Look at each line of the records and count those with "отоплением" in them. Please answer with the count alone.

- **Provided material**
****************

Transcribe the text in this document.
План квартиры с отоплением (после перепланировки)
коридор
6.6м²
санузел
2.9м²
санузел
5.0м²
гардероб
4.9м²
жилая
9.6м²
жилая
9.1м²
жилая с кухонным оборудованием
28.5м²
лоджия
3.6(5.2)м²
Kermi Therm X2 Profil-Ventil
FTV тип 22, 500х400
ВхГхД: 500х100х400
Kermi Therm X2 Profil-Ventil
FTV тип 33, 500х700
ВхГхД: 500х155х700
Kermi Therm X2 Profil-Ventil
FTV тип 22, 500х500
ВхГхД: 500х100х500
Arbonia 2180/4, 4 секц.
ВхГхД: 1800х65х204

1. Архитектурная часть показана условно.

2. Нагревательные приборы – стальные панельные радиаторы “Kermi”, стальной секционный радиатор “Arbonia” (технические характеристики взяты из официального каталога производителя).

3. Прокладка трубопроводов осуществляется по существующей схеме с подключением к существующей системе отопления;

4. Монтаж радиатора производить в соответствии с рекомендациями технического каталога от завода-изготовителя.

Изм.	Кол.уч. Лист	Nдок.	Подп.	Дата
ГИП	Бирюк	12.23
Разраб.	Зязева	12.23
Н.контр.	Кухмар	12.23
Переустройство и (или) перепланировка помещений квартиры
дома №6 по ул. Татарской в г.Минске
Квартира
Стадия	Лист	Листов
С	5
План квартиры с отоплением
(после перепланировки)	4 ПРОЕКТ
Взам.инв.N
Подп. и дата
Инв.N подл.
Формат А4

****************

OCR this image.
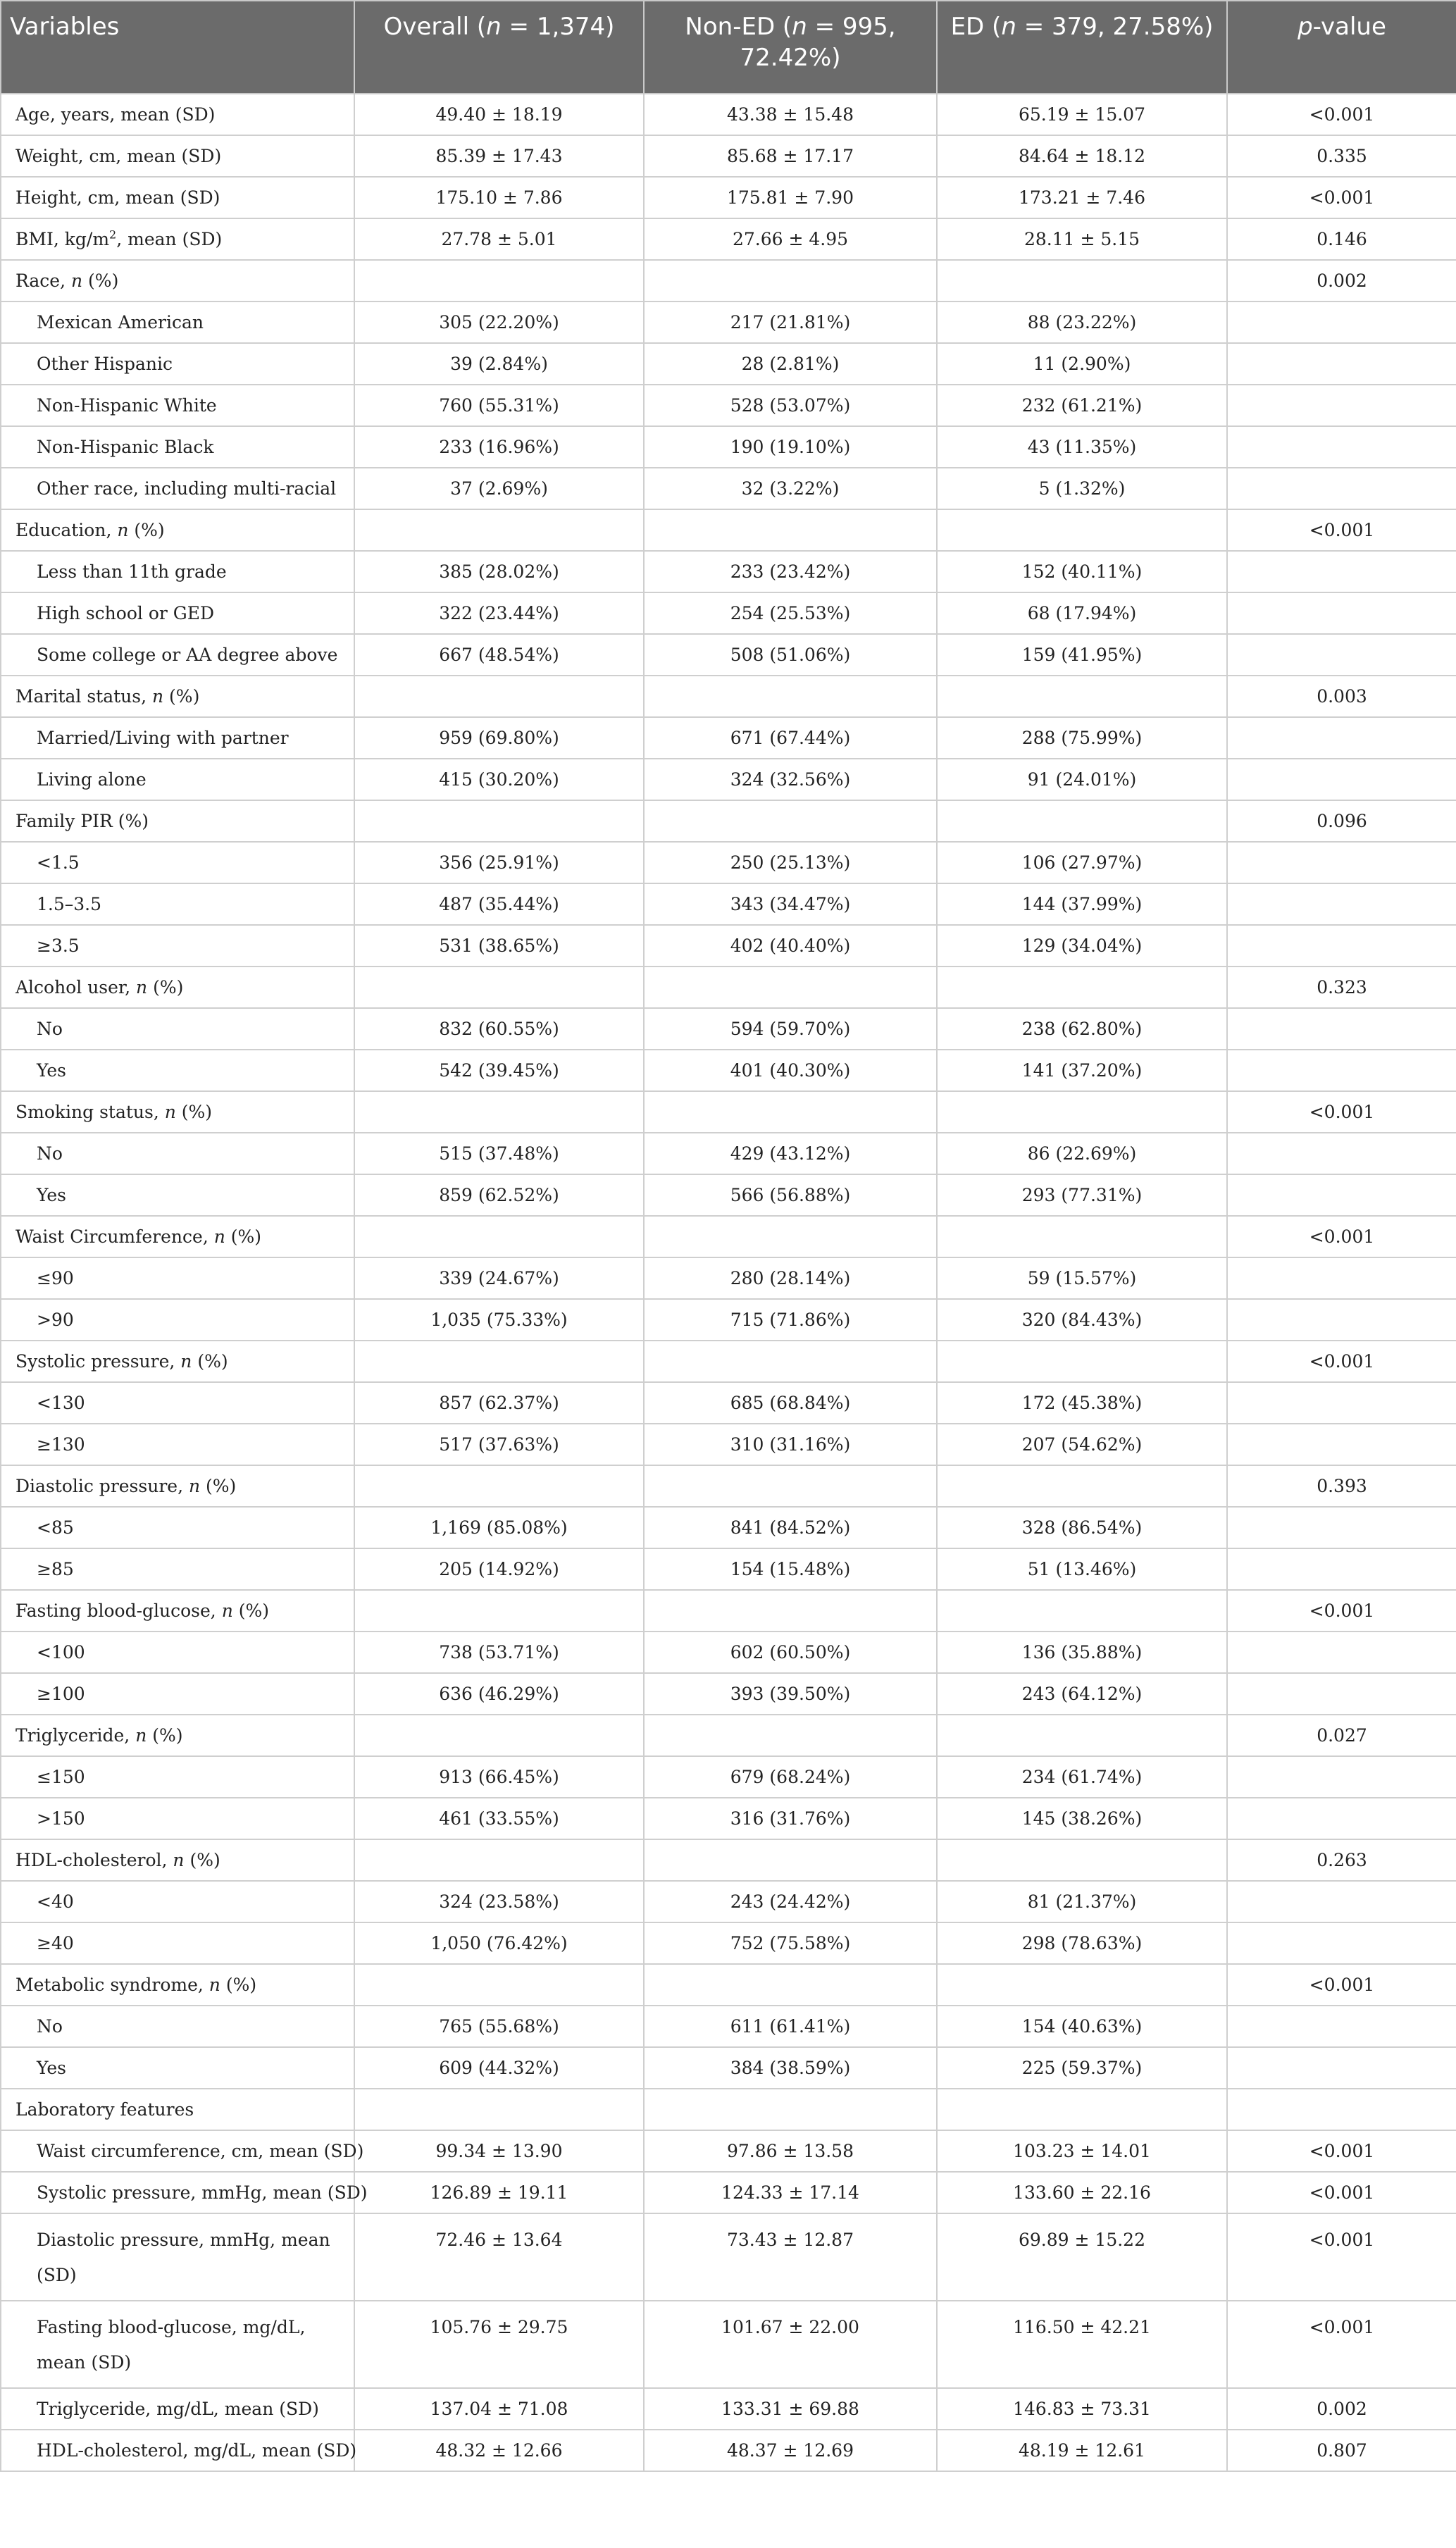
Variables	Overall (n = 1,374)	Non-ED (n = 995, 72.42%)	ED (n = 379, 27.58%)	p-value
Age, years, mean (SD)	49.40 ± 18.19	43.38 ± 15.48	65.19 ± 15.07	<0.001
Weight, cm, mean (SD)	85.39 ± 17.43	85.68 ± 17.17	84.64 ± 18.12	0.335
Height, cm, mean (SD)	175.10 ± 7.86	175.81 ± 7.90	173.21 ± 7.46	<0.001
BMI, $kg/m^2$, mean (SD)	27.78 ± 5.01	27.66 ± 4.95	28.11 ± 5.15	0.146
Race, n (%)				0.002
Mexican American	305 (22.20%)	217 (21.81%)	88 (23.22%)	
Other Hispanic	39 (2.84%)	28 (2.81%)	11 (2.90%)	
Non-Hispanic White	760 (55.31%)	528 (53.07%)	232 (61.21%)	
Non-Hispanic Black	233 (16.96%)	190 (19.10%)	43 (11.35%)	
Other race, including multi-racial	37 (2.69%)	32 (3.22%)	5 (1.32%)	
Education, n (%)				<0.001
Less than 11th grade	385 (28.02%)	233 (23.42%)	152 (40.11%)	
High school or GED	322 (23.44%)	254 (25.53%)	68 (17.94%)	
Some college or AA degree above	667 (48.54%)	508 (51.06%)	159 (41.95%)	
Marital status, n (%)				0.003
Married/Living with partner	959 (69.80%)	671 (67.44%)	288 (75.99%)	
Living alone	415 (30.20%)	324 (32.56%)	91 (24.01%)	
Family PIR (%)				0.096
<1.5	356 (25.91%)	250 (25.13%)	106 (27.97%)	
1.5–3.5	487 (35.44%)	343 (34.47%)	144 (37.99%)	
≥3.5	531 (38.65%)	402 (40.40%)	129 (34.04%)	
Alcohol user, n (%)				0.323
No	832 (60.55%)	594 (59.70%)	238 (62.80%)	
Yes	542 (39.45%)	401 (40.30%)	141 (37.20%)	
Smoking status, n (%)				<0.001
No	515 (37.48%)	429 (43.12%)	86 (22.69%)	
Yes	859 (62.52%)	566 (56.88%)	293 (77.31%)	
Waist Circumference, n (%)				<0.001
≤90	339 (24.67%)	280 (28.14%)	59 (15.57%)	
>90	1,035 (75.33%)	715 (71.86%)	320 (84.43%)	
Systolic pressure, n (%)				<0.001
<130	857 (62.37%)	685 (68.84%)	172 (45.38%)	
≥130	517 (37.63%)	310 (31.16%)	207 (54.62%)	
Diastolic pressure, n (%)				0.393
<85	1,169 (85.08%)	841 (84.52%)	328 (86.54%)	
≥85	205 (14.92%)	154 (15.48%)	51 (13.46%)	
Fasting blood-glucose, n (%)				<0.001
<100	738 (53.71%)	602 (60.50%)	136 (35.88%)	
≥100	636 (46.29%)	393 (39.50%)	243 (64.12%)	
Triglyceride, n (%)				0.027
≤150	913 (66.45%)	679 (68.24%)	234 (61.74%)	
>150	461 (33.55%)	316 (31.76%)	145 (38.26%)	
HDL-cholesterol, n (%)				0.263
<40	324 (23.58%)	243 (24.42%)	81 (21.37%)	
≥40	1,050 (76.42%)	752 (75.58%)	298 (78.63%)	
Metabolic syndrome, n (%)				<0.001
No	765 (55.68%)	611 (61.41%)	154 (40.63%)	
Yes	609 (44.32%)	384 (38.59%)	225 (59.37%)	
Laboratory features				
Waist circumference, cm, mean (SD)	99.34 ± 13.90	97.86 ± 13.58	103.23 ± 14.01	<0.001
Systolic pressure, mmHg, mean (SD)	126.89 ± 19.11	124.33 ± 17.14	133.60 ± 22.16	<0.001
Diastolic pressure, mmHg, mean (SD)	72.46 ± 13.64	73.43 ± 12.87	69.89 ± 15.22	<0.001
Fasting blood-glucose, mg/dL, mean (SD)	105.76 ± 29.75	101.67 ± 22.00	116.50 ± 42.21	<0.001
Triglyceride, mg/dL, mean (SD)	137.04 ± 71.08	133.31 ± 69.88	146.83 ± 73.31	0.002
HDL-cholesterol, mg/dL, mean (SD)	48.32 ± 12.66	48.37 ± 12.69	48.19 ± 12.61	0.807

****************

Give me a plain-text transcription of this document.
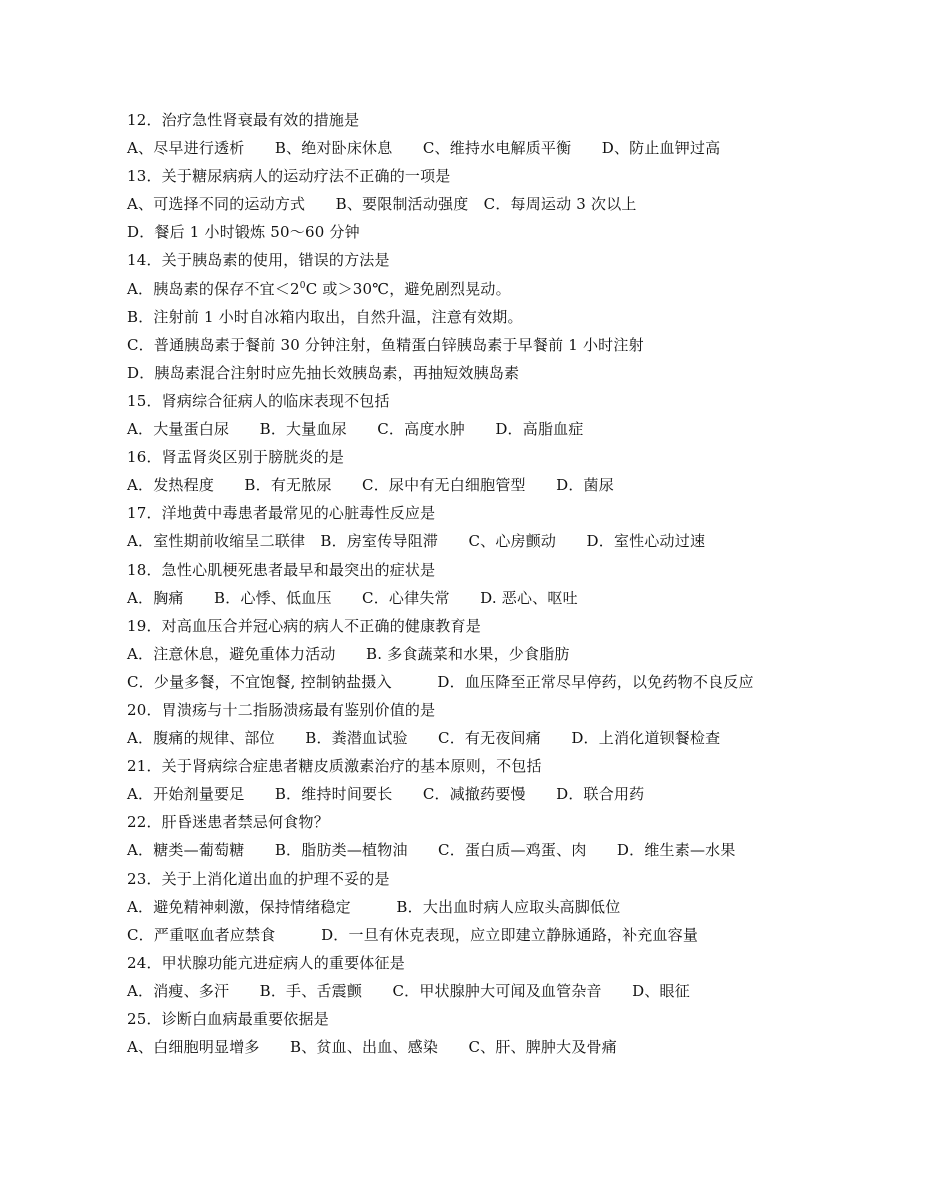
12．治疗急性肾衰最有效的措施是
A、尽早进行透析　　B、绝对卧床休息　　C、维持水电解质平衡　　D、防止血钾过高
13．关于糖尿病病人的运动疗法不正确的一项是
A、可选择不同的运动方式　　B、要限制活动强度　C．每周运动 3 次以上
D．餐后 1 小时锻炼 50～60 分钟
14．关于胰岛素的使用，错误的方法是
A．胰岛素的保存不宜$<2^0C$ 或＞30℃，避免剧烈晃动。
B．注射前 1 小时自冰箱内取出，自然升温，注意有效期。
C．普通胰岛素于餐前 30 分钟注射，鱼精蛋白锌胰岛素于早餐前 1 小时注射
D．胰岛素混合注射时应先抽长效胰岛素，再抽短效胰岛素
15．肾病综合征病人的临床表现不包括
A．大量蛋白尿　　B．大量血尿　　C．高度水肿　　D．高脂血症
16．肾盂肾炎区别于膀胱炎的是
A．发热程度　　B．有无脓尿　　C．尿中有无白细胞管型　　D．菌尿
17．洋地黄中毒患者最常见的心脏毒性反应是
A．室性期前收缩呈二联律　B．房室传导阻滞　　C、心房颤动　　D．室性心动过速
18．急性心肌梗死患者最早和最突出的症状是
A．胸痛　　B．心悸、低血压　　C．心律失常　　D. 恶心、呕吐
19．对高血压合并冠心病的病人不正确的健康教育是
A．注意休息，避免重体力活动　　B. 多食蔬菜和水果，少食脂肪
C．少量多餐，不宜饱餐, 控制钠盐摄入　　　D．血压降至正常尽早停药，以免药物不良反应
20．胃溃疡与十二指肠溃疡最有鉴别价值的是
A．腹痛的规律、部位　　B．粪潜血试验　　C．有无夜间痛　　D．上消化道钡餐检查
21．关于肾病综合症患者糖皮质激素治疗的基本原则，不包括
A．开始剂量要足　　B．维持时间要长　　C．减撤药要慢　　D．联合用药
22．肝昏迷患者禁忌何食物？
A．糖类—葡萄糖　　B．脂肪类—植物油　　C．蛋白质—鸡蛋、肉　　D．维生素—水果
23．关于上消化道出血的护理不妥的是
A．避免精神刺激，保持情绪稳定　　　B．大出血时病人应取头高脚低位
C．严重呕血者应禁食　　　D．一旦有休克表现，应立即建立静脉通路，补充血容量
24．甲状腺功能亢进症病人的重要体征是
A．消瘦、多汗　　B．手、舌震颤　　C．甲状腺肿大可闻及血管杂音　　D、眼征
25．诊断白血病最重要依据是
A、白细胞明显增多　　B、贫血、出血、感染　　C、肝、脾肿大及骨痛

****************

- **Problem solution**
2